--- Start ---

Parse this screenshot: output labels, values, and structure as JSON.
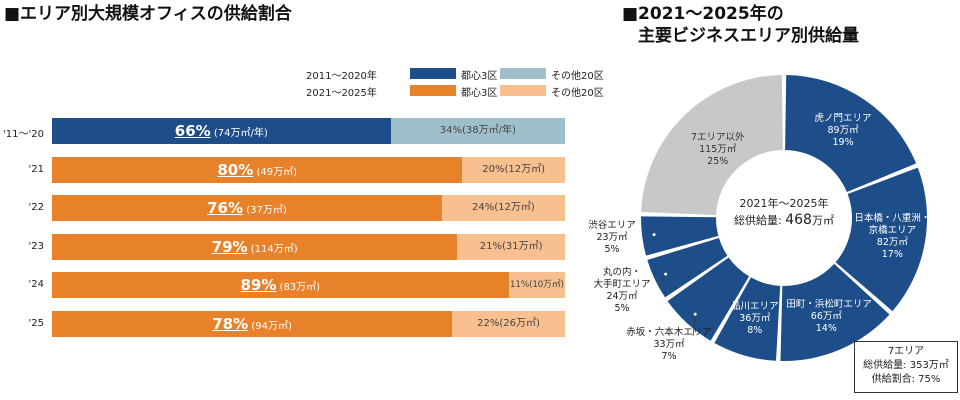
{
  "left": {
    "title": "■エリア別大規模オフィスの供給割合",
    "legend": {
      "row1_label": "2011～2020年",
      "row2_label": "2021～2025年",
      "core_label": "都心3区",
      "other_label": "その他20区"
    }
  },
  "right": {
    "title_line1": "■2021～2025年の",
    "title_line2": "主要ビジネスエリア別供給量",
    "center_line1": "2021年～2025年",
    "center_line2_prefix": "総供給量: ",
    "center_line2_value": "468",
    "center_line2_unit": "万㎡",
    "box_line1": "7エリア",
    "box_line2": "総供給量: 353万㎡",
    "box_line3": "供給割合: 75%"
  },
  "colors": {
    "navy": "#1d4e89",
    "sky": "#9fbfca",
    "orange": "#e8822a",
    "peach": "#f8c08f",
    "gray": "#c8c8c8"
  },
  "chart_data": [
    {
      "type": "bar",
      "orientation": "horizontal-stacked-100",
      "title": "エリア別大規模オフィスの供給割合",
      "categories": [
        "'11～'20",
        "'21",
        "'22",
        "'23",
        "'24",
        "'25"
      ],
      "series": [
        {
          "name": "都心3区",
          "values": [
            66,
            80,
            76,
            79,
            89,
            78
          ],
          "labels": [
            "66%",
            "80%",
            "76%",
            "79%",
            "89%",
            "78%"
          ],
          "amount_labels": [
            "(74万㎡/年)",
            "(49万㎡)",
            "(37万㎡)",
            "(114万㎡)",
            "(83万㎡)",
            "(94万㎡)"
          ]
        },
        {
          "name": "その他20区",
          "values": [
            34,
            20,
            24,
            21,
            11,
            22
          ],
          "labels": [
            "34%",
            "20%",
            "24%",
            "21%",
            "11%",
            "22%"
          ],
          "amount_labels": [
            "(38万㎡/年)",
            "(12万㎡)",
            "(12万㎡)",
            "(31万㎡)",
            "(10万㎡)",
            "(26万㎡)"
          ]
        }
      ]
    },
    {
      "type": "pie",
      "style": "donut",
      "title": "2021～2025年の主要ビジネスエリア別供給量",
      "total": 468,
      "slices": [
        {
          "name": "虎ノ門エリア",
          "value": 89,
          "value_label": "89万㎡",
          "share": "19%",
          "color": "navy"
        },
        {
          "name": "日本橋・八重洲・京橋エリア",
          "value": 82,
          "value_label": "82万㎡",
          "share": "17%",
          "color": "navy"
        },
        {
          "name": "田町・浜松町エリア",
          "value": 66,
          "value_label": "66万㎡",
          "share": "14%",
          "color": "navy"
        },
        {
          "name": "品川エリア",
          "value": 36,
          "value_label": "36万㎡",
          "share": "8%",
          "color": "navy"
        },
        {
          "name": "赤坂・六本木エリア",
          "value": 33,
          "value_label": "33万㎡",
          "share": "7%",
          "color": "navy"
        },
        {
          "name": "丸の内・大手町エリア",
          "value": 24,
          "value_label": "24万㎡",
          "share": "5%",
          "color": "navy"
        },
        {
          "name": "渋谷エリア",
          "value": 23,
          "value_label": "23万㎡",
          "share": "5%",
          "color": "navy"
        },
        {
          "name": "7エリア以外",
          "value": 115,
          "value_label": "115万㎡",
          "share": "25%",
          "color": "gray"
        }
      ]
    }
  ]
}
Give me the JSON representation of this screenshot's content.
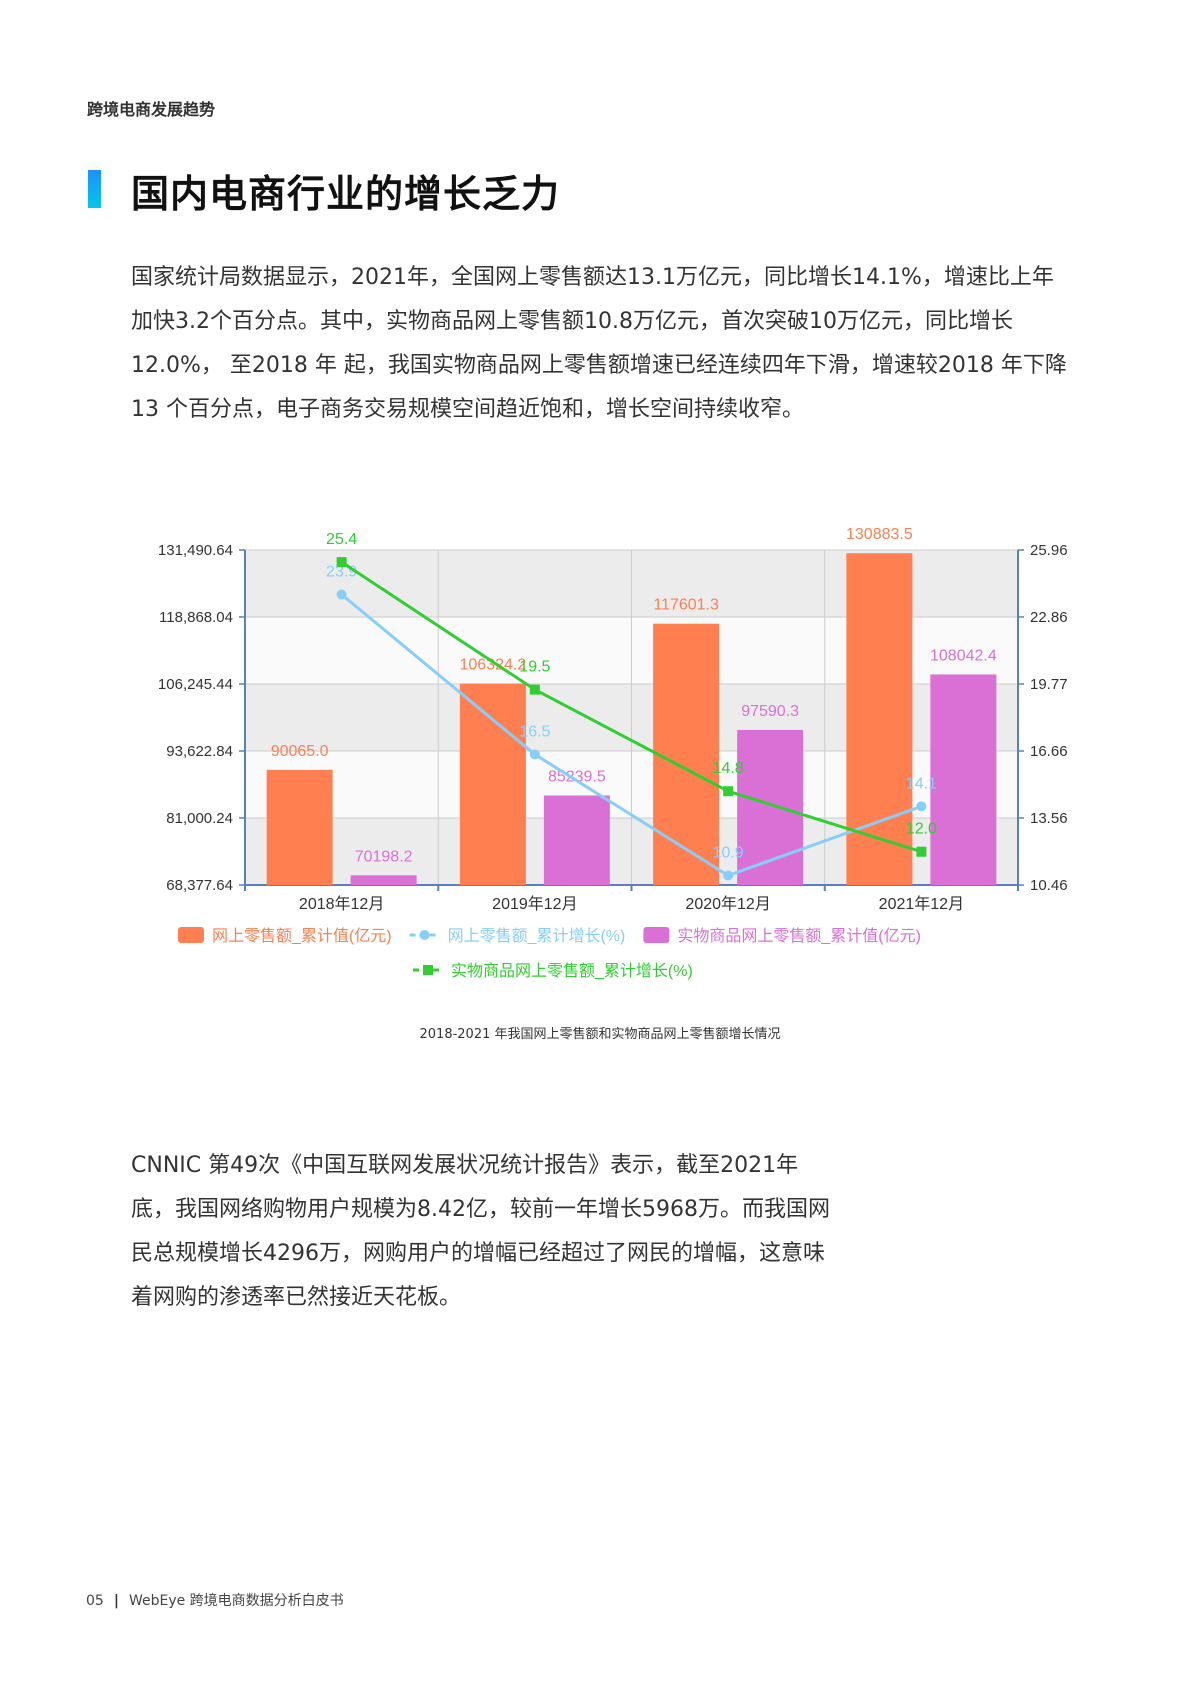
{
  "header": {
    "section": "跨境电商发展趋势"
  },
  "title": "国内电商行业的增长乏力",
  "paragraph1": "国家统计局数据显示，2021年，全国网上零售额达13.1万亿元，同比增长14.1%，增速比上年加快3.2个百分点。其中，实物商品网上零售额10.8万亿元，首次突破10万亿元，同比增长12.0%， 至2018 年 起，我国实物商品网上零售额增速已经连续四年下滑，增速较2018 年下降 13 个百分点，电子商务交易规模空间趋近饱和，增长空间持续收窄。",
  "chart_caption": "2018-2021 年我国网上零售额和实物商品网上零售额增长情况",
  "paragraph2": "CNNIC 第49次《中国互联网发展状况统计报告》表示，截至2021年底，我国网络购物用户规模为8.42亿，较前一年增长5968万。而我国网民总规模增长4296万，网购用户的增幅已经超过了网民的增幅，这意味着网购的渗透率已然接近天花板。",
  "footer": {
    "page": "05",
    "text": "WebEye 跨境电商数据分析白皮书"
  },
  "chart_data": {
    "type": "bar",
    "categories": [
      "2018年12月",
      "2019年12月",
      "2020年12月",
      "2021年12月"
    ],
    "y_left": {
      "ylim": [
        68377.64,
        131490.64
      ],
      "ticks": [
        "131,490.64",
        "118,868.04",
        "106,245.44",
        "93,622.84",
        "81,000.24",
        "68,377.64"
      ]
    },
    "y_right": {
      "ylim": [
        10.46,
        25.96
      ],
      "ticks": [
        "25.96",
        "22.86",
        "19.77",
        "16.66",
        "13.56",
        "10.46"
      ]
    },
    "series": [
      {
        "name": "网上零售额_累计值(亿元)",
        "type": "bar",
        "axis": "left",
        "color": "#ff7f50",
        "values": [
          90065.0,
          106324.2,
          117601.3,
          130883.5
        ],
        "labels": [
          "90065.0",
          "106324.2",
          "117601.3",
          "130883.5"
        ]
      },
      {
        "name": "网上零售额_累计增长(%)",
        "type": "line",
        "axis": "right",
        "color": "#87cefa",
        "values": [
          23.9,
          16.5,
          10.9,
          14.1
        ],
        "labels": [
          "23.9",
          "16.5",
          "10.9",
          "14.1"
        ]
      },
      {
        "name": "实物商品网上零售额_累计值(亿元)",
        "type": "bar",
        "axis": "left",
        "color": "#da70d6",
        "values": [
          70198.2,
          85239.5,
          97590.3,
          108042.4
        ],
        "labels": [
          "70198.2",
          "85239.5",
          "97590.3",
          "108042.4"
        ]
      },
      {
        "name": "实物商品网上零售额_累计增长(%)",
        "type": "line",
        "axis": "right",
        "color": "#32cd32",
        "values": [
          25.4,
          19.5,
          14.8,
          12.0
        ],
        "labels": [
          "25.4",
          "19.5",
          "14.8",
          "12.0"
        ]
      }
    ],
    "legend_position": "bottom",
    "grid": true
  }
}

--- End ---
--- Start ---

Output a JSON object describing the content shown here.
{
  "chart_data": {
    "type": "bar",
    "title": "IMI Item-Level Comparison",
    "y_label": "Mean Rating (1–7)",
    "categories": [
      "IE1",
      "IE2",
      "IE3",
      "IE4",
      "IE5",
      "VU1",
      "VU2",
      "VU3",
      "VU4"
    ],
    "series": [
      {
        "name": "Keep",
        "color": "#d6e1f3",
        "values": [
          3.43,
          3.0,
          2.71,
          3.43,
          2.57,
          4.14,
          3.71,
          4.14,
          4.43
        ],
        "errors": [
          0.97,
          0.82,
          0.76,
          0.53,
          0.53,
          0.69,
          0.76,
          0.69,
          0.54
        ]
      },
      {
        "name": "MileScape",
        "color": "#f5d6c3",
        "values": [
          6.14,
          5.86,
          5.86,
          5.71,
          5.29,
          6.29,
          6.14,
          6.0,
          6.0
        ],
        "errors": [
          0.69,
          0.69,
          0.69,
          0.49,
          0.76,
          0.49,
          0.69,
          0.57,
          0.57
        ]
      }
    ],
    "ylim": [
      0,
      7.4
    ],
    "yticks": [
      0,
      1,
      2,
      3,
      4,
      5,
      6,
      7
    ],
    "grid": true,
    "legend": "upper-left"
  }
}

--- End ---
--- Start ---

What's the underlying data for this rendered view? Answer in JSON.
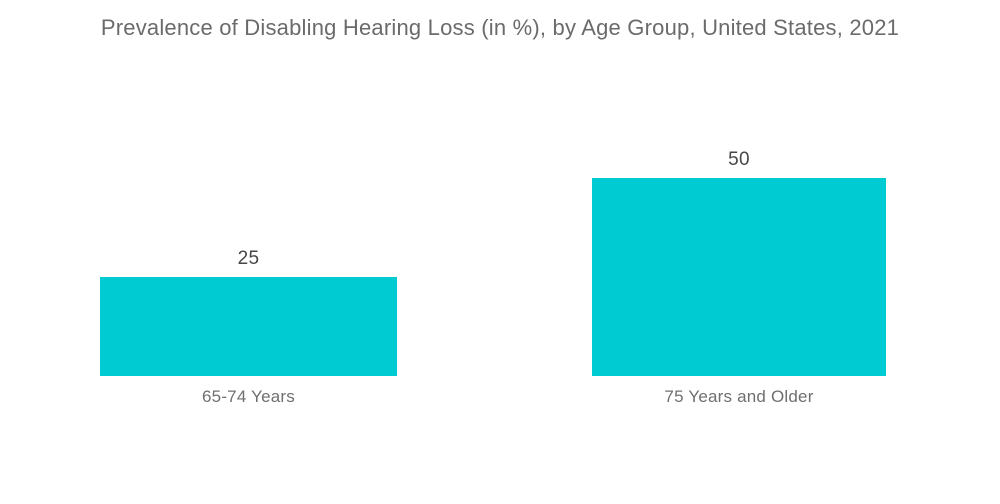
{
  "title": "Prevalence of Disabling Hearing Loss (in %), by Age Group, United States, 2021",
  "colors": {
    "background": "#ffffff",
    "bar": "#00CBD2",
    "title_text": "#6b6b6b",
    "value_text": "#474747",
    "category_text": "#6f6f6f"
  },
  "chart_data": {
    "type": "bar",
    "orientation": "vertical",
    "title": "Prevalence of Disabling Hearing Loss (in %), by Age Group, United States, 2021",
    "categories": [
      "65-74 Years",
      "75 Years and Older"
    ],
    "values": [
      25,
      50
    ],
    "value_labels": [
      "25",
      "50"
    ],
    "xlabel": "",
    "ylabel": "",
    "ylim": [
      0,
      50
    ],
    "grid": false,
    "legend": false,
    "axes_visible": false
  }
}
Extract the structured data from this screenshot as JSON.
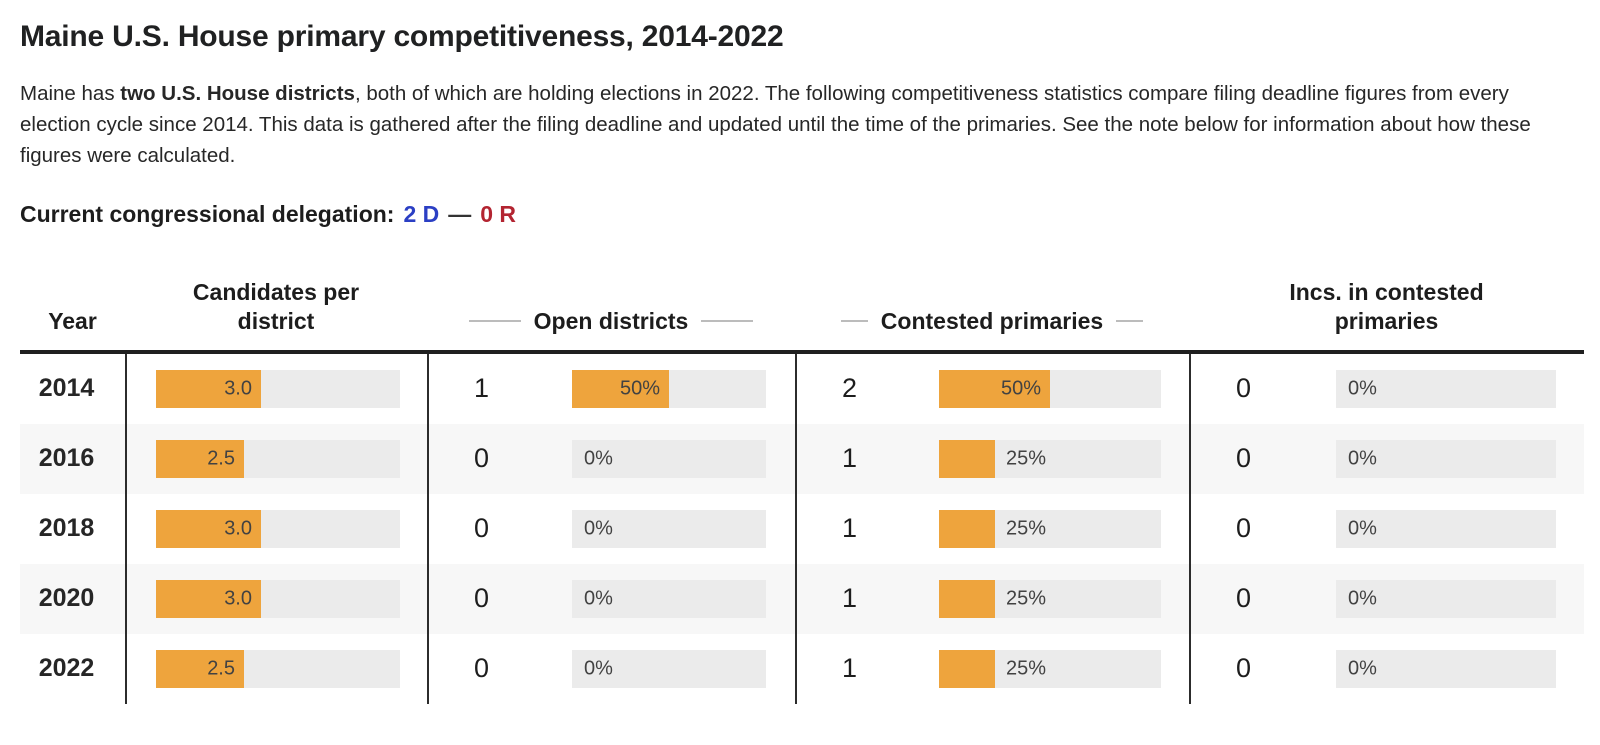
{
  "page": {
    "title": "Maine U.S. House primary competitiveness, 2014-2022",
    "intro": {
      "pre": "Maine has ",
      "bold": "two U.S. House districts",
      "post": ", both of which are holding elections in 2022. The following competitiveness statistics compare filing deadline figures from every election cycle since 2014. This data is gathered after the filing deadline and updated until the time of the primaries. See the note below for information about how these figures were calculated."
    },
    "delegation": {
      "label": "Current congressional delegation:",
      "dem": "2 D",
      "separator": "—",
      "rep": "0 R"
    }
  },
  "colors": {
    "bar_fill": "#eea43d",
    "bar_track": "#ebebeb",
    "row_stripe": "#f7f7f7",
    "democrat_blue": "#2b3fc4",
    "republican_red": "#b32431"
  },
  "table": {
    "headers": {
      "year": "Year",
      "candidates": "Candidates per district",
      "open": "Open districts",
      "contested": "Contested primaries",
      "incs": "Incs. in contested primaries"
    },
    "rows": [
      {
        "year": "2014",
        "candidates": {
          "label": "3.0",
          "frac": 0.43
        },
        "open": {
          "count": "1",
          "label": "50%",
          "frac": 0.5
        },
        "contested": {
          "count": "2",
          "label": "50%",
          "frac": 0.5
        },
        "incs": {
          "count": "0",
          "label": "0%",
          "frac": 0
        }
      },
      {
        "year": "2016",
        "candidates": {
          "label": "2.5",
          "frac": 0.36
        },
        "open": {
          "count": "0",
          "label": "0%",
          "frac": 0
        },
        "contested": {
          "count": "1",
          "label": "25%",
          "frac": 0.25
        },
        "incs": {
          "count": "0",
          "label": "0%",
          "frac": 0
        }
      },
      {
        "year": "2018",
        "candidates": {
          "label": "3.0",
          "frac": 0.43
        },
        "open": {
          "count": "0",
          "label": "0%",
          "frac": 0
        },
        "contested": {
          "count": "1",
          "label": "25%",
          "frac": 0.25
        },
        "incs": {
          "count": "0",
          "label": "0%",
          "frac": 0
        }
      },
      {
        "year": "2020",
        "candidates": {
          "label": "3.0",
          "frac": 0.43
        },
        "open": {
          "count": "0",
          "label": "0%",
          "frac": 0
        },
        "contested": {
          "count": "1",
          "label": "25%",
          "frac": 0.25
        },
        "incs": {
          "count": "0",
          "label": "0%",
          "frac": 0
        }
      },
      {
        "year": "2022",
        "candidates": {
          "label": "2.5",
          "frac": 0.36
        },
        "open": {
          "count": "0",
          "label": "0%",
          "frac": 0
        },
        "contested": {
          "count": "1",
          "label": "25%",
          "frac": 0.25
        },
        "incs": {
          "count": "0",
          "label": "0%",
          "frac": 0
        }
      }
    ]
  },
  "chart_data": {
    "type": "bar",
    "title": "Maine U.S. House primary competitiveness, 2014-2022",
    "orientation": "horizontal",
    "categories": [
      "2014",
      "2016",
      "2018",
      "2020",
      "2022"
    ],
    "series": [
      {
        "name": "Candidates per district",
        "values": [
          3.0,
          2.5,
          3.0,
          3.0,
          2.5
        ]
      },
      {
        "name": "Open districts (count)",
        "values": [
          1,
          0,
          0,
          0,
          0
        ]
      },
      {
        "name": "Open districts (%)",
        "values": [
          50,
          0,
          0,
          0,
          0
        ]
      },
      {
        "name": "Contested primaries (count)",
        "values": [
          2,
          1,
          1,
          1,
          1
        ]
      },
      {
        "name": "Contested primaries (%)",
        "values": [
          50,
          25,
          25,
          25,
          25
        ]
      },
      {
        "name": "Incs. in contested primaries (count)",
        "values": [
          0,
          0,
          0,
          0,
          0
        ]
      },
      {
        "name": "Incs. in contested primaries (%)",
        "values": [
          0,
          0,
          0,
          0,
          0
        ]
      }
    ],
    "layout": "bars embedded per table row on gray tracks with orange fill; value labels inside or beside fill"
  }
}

--- End ---

From the listing above, report the number of lines containing the string "Group", without any accompanying remarks.

Final answer: 2